» **Exercise aim**
Copy out all the records, word for word.

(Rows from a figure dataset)
* START *

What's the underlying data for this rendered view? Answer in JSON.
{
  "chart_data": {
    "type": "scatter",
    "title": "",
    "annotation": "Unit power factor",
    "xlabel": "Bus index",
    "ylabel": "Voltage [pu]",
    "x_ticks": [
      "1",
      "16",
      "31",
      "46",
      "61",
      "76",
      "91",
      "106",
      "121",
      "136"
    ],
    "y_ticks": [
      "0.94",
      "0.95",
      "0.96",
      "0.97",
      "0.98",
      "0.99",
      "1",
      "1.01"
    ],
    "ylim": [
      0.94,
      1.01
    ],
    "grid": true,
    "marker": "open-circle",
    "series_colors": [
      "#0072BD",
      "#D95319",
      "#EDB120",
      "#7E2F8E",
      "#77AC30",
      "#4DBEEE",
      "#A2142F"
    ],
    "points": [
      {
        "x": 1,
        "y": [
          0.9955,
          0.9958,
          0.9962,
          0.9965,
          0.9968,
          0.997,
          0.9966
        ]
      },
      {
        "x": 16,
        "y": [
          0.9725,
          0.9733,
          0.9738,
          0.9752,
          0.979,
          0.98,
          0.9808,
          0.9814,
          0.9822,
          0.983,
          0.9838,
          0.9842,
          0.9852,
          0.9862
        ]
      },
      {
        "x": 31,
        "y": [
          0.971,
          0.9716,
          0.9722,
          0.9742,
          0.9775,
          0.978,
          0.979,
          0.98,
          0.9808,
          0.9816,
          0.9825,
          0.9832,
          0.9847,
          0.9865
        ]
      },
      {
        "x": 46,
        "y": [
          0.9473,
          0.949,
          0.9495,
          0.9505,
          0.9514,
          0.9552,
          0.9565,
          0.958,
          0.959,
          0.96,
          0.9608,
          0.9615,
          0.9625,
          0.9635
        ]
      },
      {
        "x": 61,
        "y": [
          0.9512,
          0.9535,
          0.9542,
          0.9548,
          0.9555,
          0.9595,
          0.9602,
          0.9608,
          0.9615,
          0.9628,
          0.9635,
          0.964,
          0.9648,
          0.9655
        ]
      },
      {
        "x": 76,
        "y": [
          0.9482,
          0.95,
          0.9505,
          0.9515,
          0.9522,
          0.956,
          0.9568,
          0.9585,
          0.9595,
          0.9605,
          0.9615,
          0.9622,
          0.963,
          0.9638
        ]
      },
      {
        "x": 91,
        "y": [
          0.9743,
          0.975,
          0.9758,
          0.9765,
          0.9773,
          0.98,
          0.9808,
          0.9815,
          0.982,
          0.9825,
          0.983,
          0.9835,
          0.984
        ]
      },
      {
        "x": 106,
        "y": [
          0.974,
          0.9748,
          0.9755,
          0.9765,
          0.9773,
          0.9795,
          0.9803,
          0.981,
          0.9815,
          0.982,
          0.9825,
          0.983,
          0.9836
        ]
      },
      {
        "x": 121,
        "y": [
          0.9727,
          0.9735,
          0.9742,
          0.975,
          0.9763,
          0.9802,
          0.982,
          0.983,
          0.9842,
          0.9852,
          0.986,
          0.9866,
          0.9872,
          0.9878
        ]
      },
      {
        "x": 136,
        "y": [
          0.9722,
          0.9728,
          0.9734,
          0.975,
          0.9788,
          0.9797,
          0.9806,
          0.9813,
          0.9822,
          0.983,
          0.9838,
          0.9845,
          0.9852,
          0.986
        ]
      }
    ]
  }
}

* END *

» **Solved problem**
What's the underlying data for this rendered view? Answer in JSON.
{
  "chart_data": {
    "type": "scatter",
    "title": "",
    "annotation": "Unit power factor",
    "xlabel": "Bus index",
    "ylabel": "Voltage [pu]",
    "x_ticks": [
      "1",
      "16",
      "31",
      "46",
      "61",
      "76",
      "91",
      "106",
      "121",
      "136"
    ],
    "y_ticks": [
      "0.94",
      "0.95",
      "0.96",
      "0.97",
      "0.98",
      "0.99",
      "1",
      "1.01"
    ],
    "ylim": [
      0.94,
      1.01
    ],
    "grid": true,
    "marker": "open-circle",
    "series_colors": [
      "#0072BD",
      "#D95319",
      "#EDB120",
      "#7E2F8E",
      "#77AC30",
      "#4DBEEE",
      "#A2142F"
    ],
    "points": [
      {
        "x": 1,
        "y": [
          0.9955,
          0.9958,
          0.9962,
          0.9965,
          0.9968,
          0.997,
          0.9966
        ]
      },
      {
        "x": 16,
        "y": [
          0.9725,
          0.9733,
          0.9738,
          0.9752,
          0.979,
          0.98,
          0.9808,
          0.9814,
          0.9822,
          0.983,
          0.9838,
          0.9842,
          0.9852,
          0.9862
        ]
      },
      {
        "x": 31,
        "y": [
          0.971,
          0.9716,
          0.9722,
          0.9742,
          0.9775,
          0.978,
          0.979,
          0.98,
          0.9808,
          0.9816,
          0.9825,
          0.9832,
          0.9847,
          0.9865
        ]
      },
      {
        "x": 46,
        "y": [
          0.9473,
          0.949,
          0.9495,
          0.9505,
          0.9514,
          0.9552,
          0.9565,
          0.958,
          0.959,
          0.96,
          0.9608,
          0.9615,
          0.9625,
          0.9635
        ]
      },
      {
        "x": 61,
        "y": [
          0.9512,
          0.9535,
          0.9542,
          0.9548,
          0.9555,
          0.9595,
          0.9602,
          0.9608,
          0.9615,
          0.9628,
          0.9635,
          0.964,
          0.9648,
          0.9655
        ]
      },
      {
        "x": 76,
        "y": [
          0.9482,
          0.95,
          0.9505,
          0.9515,
          0.9522,
          0.956,
          0.9568,
          0.9585,
          0.9595,
          0.9605,
          0.9615,
          0.9622,
          0.963,
          0.9638
        ]
      },
      {
        "x": 91,
        "y": [
          0.9743,
          0.975,
          0.9758,
          0.9765,
          0.9773,
          0.98,
          0.9808,
          0.9815,
          0.982,
          0.9825,
          0.983,
          0.9835,
          0.984
        ]
      },
      {
        "x": 106,
        "y": [
          0.974,
          0.9748,
          0.9755,
          0.9765,
          0.9773,
          0.9795,
          0.9803,
          0.981,
          0.9815,
          0.982,
          0.9825,
          0.983,
          0.9836
        ]
      },
      {
        "x": 121,
        "y": [
          0.9727,
          0.9735,
          0.9742,
          0.975,
          0.9763,
          0.9802,
          0.982,
          0.983,
          0.9842,
          0.9852,
          0.986,
          0.9866,
          0.9872,
          0.9878
        ]
      },
      {
        "x": 136,
        "y": [
          0.9722,
          0.9728,
          0.9734,
          0.975,
          0.9788,
          0.9797,
          0.9806,
          0.9813,
          0.9822,
          0.983,
          0.9838,
          0.9845,
          0.9852,
          0.986
        ]
      }
    ]
  }
}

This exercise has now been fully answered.